Stored records:
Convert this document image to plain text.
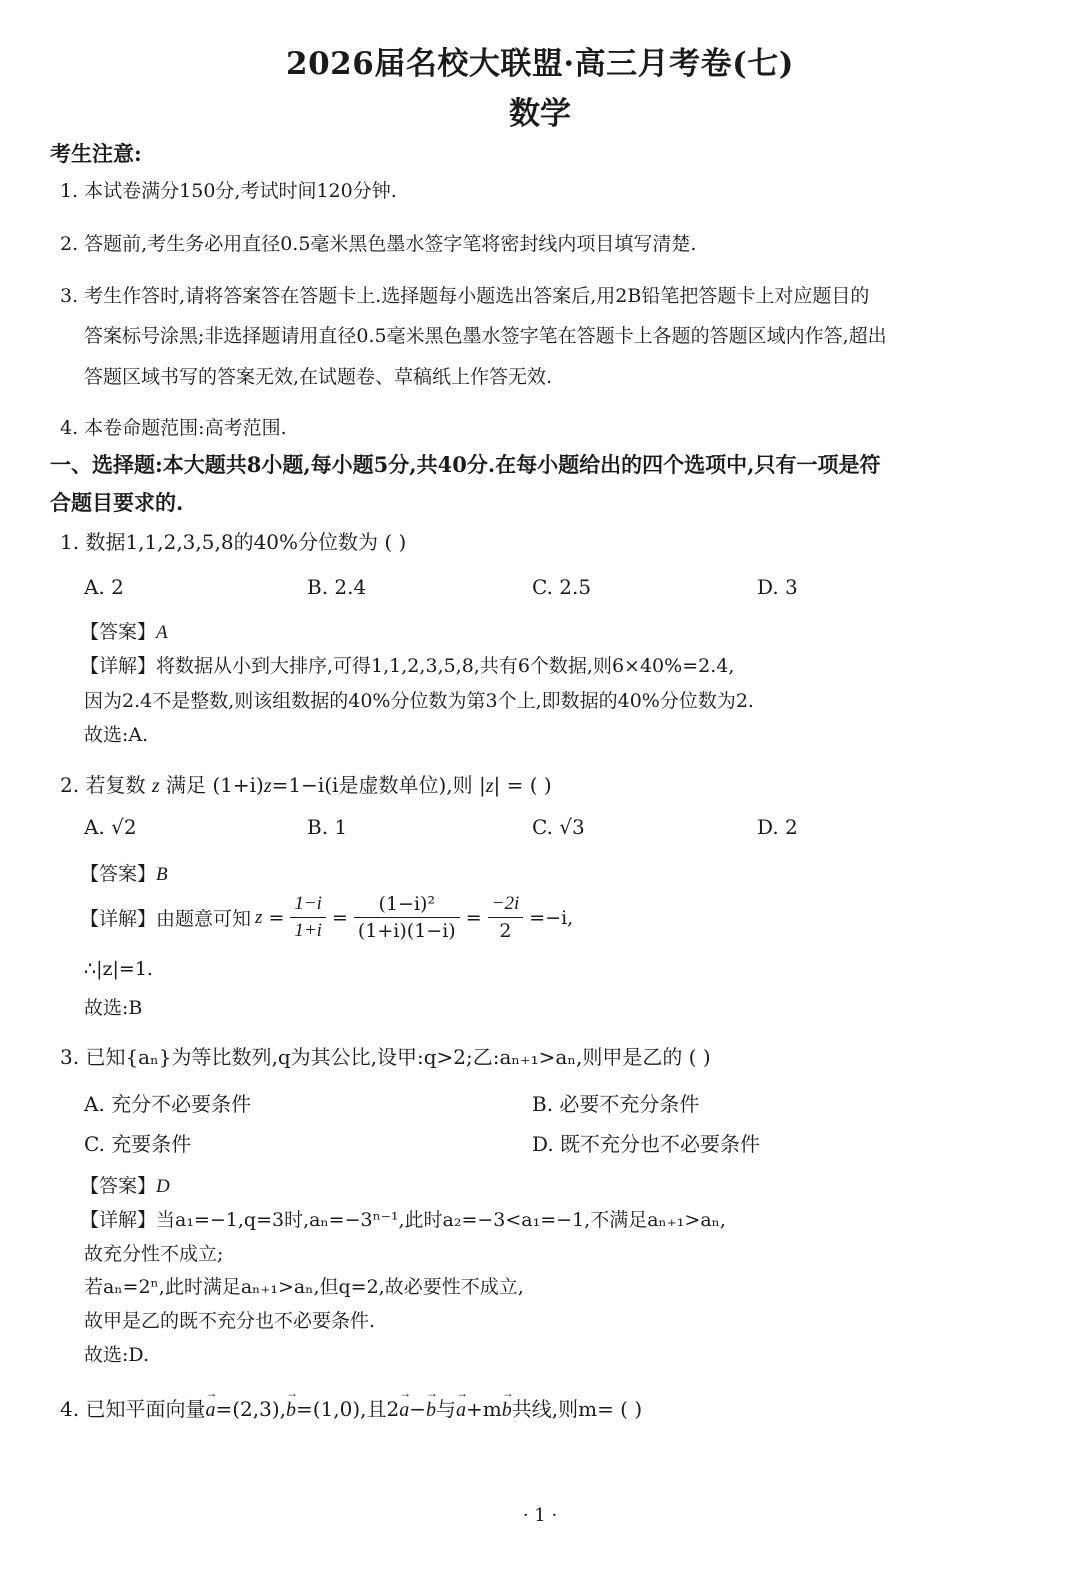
2026届名校大联盟·高三月考卷(七)
数学
考生注意:
1. 本试卷满分150分,考试时间120分钟.
2. 答题前,考生务必用直径0.5毫米黑色墨水签字笔将密封线内项目填写清楚.
3. 考生作答时,请将答案答在答题卡上.选择题每小题选出答案后,用2B铅笔把答题卡上对应题目的
答案标号涂黑;非选择题请用直径0.5毫米黑色墨水签字笔在答题卡上各题的答题区域内作答,超出
答题区域书写的答案无效,在试题卷、草稿纸上作答无效.
4. 本卷命题范围:高考范围.
一、选择题:本大题共8小题,每小题5分,共40分.在每小题给出的四个选项中,只有一项是符
合题目要求的.
1. 数据1,1,2,3,5,8的40%分位数为 ( )
A. 2	B. 2.4	C. 2.5	D. 3
【答案】A
【详解】将数据从小到大排序,可得1,1,2,3,5,8,共有6个数据,则6×40%=2.4,
因为2.4不是整数,则该组数据的40%分位数为第3个上,即数据的40%分位数为2.
故选:A.
2. 若复数 z 满足 (1+i)z=1−i(i是虚数单位),则 |z| = ( )
A. √2	B. 1	C. √3	D. 2
【答案】B
【详解】 由题意可知 $z = \frac{1-i}{1+i} = \frac{\text{(1−i)²}}{(1+i)(1-i)} = \frac{-2i}{2} =-i$,
∴|z|=1.
故选:B
3. 已知{aₙ}为等比数列,q为其公比,设甲:q>2;乙:aₙ₊₁>aₙ,则甲是乙的 ( )
A. 充分不必要条件	B. 必要不充分条件
C. 充要条件	D. 既不充分也不必要条件
【答案】D
【详解】当a₁=−1,q=3时,aₙ=−3ⁿ⁻¹,此时a₂=−3<a₁=−1,不满足aₙ₊₁>aₙ,
故充分性不成立;
若aₙ=2ⁿ,此时满足aₙ₊₁>aₙ,但q=2,故必要性不成立,
故甲是乙的既不充分也不必要条件.
故选:D.
4. 已知平面向量→ a=(2,3),→ b=(1,0),且2→ a−→ b与→ a+m→ b共线,则m= ( )
· 1 ·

Task:
Which lines hold the word "text"? Copy all of them.

Result of this task:
Convert this document image to plain text.
【详解】 由题意可知 $z = \frac{1-i}{1+i} = \frac{\text{(1−i)²}}{(1+i)(1-i)} = \frac{-2i}{2} =-i$,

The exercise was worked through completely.